* START SUPPLIED DATA *

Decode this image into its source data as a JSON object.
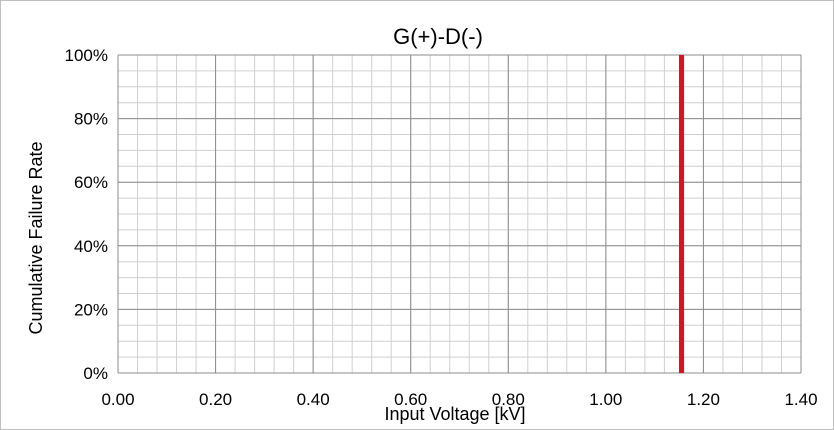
{
  "chart_data": {
    "type": "line",
    "title": "G(+)-D(-)",
    "xlabel": "Input Voltage [kV]",
    "ylabel": "Cumulative Failure Rate",
    "xlim": [
      0,
      1.4
    ],
    "ylim": [
      0,
      100
    ],
    "x_ticks": [
      "0.00",
      "0.20",
      "0.40",
      "0.60",
      "0.80",
      "1.00",
      "1.20",
      "1.40"
    ],
    "y_ticks": [
      "0%",
      "20%",
      "40%",
      "60%",
      "80%",
      "100%"
    ],
    "grid": true,
    "x_minor_step": 0.04,
    "y_minor_step": 5,
    "series": [
      {
        "color": "#d9121f",
        "x": [
          1.155,
          1.155
        ],
        "y": [
          0,
          100
        ]
      }
    ]
  }
}
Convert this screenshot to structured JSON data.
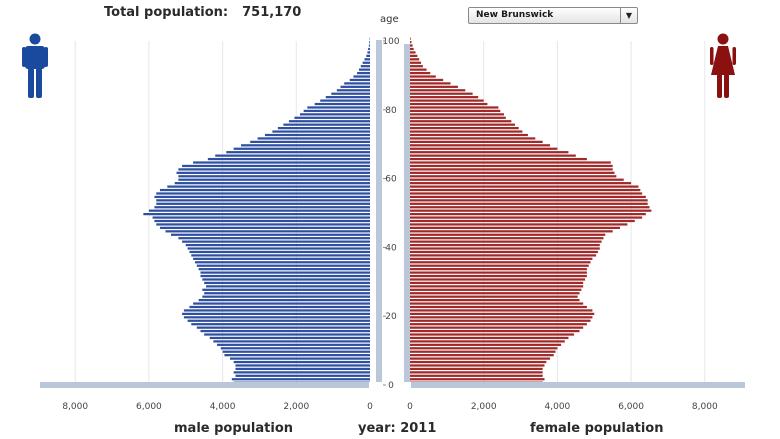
{
  "header": {
    "population_label": "Total population:",
    "population_value": "751,170",
    "age_axis_label": "age"
  },
  "region_select": {
    "selected": "New Brunswick",
    "arrow": "▼"
  },
  "icons": {
    "male": "male-person-icon",
    "female": "female-person-icon"
  },
  "footer": {
    "male_label": "male population",
    "year_label": "year: 2011",
    "female_label": "female population"
  },
  "colors": {
    "male": "#2f4fa0",
    "female": "#a02a2a",
    "male_icon": "#1a4a9e",
    "female_icon": "#8b1010"
  },
  "chart_data": {
    "type": "bar",
    "orientation": "horizontal-pyramid",
    "x_range": [
      0,
      9000
    ],
    "y_range": [
      0,
      100
    ],
    "age_ticks": [
      "0",
      "20",
      "40",
      "60",
      "80",
      "100"
    ],
    "population_ticks": [
      "0",
      "2,000",
      "4,000",
      "6,000",
      "8,000"
    ],
    "grid": true,
    "series": [
      {
        "name": "male population",
        "ages": [
          0,
          1,
          2,
          3,
          4,
          5,
          6,
          7,
          8,
          9,
          10,
          11,
          12,
          13,
          14,
          15,
          16,
          17,
          18,
          19,
          20,
          21,
          22,
          23,
          24,
          25,
          26,
          27,
          28,
          29,
          30,
          31,
          32,
          33,
          34,
          35,
          36,
          37,
          38,
          39,
          40,
          41,
          42,
          43,
          44,
          45,
          46,
          47,
          48,
          49,
          50,
          51,
          52,
          53,
          54,
          55,
          56,
          57,
          58,
          59,
          60,
          61,
          62,
          63,
          64,
          65,
          66,
          67,
          68,
          69,
          70,
          71,
          72,
          73,
          74,
          75,
          76,
          77,
          78,
          79,
          80,
          81,
          82,
          83,
          84,
          85,
          86,
          87,
          88,
          89,
          90,
          91,
          92,
          93,
          94,
          95,
          96,
          97,
          98,
          99,
          100
        ],
        "values": [
          3700,
          3750,
          3650,
          3700,
          3650,
          3650,
          3700,
          3800,
          3950,
          4000,
          4050,
          4150,
          4250,
          4350,
          4500,
          4600,
          4700,
          4850,
          4950,
          5050,
          5100,
          5050,
          4900,
          4800,
          4650,
          4550,
          4500,
          4550,
          4450,
          4500,
          4550,
          4600,
          4600,
          4650,
          4700,
          4750,
          4800,
          4850,
          4900,
          4950,
          5000,
          5100,
          5200,
          5400,
          5550,
          5700,
          5800,
          5850,
          5900,
          6150,
          6000,
          5850,
          5800,
          5800,
          5850,
          5800,
          5700,
          5500,
          5300,
          5200,
          5200,
          5250,
          5200,
          5100,
          4800,
          4400,
          4200,
          3900,
          3700,
          3500,
          3250,
          3050,
          2850,
          2650,
          2500,
          2350,
          2200,
          2050,
          1900,
          1800,
          1700,
          1500,
          1350,
          1200,
          1050,
          900,
          800,
          700,
          550,
          450,
          350,
          300,
          250,
          200,
          150,
          100,
          70,
          50,
          30,
          20,
          10
        ]
      },
      {
        "name": "female population",
        "ages": [
          0,
          1,
          2,
          3,
          4,
          5,
          6,
          7,
          8,
          9,
          10,
          11,
          12,
          13,
          14,
          15,
          16,
          17,
          18,
          19,
          20,
          21,
          22,
          23,
          24,
          25,
          26,
          27,
          28,
          29,
          30,
          31,
          32,
          33,
          34,
          35,
          36,
          37,
          38,
          39,
          40,
          41,
          42,
          43,
          44,
          45,
          46,
          47,
          48,
          49,
          50,
          51,
          52,
          53,
          54,
          55,
          56,
          57,
          58,
          59,
          60,
          61,
          62,
          63,
          64,
          65,
          66,
          67,
          68,
          69,
          70,
          71,
          72,
          73,
          74,
          75,
          76,
          77,
          78,
          79,
          80,
          81,
          82,
          83,
          84,
          85,
          86,
          87,
          88,
          89,
          90,
          91,
          92,
          93,
          94,
          95,
          96,
          97,
          98,
          99,
          100
        ],
        "values": [
          3600,
          3650,
          3600,
          3600,
          3600,
          3650,
          3700,
          3800,
          3900,
          3950,
          4000,
          4100,
          4200,
          4300,
          4450,
          4600,
          4700,
          4800,
          4900,
          4950,
          5000,
          4950,
          4800,
          4700,
          4600,
          4550,
          4600,
          4650,
          4700,
          4700,
          4750,
          4800,
          4800,
          4800,
          4850,
          4900,
          4950,
          5050,
          5100,
          5150,
          5150,
          5200,
          5250,
          5300,
          5500,
          5700,
          5900,
          6100,
          6300,
          6400,
          6550,
          6500,
          6450,
          6450,
          6400,
          6300,
          6250,
          6200,
          6000,
          5800,
          5600,
          5550,
          5500,
          5500,
          5450,
          4800,
          4500,
          4300,
          4000,
          3800,
          3600,
          3400,
          3200,
          3050,
          2950,
          2850,
          2750,
          2600,
          2550,
          2450,
          2400,
          2100,
          2000,
          1850,
          1700,
          1500,
          1300,
          1100,
          900,
          700,
          550,
          450,
          350,
          300,
          250,
          200,
          150,
          100,
          70,
          40,
          20
        ]
      }
    ]
  }
}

* END SUPPLIED DATA *

WHAT NEEDS TO BE DONE =
Search the material above for "person". Pull out each line where it shows up.

ANSWER FOR THE TASK =
    "male": "male-person-icon",
    "female": "female-person-icon"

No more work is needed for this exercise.